▸ Work to do
Sift the material for lines containing "木工長刃", and return them.

Recorded data

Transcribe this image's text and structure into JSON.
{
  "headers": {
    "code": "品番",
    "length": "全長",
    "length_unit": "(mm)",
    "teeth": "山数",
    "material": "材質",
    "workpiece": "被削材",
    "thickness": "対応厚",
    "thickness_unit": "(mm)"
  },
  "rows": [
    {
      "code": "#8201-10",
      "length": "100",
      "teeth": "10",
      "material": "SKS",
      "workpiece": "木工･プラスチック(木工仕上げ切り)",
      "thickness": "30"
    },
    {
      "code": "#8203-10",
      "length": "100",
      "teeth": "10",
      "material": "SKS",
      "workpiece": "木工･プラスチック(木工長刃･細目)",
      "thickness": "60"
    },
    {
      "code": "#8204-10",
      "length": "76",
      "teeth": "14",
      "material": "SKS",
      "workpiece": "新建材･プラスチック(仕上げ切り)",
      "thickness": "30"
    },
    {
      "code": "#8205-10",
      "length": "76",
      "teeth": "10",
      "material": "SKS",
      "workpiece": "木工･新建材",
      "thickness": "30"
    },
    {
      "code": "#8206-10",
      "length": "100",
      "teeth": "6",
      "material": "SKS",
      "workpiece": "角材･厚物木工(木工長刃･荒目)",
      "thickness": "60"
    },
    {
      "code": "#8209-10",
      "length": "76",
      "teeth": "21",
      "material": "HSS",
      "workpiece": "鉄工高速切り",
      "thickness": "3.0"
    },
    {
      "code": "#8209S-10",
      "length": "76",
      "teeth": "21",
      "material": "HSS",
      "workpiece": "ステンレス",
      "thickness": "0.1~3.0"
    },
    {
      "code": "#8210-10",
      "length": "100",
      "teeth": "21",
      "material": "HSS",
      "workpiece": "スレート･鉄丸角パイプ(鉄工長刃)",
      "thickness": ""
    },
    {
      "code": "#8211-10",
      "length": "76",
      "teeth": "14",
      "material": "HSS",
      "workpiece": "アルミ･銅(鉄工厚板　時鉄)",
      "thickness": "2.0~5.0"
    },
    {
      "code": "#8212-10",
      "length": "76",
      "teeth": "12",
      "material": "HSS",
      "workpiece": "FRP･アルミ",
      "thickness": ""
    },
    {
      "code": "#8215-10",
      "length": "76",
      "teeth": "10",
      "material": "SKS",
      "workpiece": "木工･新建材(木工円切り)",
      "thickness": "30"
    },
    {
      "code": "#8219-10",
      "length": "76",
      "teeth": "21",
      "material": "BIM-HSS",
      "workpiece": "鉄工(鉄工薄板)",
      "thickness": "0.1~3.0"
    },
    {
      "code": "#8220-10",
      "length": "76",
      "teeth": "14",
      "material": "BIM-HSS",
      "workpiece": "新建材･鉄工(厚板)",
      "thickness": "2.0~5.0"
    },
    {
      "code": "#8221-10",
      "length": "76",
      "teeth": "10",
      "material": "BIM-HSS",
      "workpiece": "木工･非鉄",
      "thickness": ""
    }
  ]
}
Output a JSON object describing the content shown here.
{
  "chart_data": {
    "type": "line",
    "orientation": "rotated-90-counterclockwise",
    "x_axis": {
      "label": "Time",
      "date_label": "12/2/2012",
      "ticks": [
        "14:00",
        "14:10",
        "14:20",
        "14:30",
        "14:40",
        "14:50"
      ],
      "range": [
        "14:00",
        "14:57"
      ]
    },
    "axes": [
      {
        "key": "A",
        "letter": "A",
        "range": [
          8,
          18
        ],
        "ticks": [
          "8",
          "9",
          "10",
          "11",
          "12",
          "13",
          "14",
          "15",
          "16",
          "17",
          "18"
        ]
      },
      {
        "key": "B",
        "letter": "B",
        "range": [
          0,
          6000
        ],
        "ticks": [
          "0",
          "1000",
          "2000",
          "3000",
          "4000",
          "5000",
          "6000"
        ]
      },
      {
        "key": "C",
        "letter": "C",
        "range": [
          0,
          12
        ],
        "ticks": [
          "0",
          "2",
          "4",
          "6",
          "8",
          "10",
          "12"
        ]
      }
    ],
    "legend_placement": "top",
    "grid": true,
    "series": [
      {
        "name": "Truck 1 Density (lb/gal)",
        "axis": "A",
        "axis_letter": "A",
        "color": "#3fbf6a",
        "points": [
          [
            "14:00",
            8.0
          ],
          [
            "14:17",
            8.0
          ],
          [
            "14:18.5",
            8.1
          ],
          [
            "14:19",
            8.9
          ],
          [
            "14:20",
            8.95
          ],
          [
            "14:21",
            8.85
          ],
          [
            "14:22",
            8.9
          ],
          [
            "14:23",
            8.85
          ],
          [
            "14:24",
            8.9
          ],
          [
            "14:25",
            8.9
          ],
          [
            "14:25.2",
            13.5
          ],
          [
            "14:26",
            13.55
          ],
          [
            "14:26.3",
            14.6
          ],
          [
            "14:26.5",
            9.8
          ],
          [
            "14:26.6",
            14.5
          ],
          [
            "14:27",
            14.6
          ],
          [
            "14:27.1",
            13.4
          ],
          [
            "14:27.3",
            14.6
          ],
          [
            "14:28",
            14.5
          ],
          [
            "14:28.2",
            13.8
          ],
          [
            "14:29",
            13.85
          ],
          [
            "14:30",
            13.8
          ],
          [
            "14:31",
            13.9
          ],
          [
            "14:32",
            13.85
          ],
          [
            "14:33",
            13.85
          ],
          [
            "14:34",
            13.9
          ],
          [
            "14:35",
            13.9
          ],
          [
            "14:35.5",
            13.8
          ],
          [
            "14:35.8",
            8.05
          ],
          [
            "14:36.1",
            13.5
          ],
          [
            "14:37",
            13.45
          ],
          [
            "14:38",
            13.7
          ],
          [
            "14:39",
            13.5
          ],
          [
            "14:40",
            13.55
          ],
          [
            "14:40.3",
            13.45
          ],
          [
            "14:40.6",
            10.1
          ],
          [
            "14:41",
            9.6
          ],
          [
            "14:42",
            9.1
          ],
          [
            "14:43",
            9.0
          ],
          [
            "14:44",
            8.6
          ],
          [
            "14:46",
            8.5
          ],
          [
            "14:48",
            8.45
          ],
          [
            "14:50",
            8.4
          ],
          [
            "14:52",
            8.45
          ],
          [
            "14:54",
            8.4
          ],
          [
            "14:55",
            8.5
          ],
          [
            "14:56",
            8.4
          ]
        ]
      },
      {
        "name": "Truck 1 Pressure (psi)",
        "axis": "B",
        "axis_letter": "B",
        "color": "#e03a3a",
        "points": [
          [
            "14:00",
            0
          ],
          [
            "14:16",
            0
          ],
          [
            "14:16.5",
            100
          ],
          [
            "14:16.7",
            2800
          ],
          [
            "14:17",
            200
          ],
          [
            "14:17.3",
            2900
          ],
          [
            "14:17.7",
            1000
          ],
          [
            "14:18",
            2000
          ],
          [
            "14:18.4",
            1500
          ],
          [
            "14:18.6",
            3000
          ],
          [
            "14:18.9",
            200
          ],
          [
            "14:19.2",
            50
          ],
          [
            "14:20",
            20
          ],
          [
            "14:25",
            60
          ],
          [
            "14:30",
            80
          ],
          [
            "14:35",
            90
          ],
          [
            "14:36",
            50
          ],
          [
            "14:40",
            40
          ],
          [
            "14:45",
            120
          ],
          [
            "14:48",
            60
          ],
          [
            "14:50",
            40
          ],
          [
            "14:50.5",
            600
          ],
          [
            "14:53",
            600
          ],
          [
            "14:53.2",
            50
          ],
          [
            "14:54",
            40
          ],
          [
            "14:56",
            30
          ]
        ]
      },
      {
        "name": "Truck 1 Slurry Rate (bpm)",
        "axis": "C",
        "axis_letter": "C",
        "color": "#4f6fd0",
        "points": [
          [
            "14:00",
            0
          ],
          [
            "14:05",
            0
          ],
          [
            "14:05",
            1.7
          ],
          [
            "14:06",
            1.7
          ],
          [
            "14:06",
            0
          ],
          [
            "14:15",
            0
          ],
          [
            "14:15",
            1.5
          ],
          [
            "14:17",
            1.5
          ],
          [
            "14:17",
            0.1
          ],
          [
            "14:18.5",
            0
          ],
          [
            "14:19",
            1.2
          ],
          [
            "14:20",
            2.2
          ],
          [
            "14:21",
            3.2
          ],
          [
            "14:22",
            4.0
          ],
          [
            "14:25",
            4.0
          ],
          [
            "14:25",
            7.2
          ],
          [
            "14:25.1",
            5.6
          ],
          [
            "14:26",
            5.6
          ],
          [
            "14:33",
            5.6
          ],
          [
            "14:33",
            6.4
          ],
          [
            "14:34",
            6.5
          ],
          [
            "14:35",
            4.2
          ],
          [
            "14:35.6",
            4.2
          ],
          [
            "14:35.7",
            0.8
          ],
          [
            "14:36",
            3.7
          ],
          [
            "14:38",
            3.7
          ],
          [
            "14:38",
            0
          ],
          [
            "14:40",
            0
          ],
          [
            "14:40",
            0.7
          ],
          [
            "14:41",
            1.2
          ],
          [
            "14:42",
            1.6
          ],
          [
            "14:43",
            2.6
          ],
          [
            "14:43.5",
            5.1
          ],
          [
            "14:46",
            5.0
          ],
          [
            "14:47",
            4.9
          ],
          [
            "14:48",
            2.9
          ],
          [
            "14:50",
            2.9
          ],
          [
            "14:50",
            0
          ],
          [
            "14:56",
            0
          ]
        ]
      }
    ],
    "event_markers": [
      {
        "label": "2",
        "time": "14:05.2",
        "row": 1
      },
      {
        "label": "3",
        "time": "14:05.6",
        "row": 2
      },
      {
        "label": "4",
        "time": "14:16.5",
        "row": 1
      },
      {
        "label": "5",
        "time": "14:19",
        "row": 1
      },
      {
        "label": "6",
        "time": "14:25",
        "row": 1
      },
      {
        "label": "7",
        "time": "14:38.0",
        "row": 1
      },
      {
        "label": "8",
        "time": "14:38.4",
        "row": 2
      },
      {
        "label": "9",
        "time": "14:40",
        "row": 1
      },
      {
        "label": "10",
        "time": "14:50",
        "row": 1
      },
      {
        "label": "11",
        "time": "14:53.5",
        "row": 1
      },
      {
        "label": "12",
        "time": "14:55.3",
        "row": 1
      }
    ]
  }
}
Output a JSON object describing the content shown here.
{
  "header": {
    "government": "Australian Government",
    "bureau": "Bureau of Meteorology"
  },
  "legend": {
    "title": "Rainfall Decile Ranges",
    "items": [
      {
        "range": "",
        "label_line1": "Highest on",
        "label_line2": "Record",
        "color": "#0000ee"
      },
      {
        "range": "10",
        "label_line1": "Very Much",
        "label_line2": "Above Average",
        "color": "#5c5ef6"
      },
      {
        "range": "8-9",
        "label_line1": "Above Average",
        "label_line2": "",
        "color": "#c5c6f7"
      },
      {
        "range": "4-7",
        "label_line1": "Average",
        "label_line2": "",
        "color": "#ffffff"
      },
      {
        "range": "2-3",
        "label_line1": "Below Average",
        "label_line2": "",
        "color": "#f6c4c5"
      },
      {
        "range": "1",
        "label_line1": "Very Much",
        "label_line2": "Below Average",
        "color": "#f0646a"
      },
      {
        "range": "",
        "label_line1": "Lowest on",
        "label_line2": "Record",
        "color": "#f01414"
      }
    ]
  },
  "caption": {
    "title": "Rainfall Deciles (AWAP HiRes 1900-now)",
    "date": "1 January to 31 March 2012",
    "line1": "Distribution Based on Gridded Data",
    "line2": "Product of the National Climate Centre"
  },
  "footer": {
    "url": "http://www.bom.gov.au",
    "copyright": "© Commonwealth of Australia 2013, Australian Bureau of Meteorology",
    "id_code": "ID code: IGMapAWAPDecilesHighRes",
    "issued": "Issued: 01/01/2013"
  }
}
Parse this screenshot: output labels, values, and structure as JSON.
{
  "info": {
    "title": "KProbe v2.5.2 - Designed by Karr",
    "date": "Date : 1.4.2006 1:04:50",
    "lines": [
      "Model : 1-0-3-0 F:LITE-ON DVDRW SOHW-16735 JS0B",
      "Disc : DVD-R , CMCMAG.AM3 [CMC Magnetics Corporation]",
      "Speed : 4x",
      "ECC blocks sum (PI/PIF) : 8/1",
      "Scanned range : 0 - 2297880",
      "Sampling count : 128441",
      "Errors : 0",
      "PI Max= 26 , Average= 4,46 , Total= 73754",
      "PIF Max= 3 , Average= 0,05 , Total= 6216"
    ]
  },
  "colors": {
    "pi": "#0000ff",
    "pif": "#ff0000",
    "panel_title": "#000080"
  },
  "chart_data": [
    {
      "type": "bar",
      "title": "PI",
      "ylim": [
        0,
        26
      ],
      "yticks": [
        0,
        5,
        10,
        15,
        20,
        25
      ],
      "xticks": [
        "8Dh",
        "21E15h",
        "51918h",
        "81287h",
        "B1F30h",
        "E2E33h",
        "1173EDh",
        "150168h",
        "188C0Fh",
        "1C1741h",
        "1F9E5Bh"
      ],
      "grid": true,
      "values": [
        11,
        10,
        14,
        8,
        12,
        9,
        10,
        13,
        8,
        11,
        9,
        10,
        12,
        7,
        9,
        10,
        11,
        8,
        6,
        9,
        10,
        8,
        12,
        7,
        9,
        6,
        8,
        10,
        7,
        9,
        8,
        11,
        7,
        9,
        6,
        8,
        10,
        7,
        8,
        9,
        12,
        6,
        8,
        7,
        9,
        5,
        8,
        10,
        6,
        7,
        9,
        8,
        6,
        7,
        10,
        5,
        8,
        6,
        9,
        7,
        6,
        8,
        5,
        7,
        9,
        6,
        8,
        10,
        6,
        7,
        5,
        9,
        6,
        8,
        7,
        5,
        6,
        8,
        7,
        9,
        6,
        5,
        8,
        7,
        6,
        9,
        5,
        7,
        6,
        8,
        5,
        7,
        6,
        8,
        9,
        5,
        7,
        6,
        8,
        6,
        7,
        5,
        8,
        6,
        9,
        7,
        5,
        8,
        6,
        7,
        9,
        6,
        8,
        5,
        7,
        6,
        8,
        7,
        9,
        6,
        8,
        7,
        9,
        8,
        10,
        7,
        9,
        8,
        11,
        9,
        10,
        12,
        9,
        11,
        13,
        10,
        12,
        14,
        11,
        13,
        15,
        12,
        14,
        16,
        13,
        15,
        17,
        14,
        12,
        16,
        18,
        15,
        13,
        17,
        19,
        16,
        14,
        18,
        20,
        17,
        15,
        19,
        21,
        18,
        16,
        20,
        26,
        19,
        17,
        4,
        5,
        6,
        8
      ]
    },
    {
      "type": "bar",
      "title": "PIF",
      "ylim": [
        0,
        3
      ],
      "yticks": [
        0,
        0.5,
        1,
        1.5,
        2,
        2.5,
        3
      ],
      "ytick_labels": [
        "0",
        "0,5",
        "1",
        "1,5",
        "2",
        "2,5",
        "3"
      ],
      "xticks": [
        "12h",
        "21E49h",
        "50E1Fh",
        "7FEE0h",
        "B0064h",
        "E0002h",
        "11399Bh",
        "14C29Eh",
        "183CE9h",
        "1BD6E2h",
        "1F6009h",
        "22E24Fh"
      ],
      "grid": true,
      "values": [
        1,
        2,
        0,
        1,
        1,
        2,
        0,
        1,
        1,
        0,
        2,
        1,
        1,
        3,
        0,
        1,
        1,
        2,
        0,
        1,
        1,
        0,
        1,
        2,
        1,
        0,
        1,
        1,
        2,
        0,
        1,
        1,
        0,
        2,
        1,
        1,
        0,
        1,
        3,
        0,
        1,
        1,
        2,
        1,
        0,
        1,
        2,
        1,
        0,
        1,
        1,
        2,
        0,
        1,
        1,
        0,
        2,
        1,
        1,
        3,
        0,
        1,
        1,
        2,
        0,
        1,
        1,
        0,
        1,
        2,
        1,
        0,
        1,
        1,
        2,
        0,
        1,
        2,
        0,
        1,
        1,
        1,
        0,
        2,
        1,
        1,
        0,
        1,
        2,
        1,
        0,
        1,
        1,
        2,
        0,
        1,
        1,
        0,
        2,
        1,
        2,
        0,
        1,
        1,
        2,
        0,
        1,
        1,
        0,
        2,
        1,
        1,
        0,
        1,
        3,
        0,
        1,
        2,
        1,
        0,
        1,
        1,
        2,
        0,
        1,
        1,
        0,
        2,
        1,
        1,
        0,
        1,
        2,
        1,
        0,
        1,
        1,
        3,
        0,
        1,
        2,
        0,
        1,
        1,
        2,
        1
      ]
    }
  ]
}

▸ Written solution
      "workpiece": "木工･プラスチック(木工長刃･細目)",
      "workpiece": "角材･厚物木工(木工長刃･荒目)",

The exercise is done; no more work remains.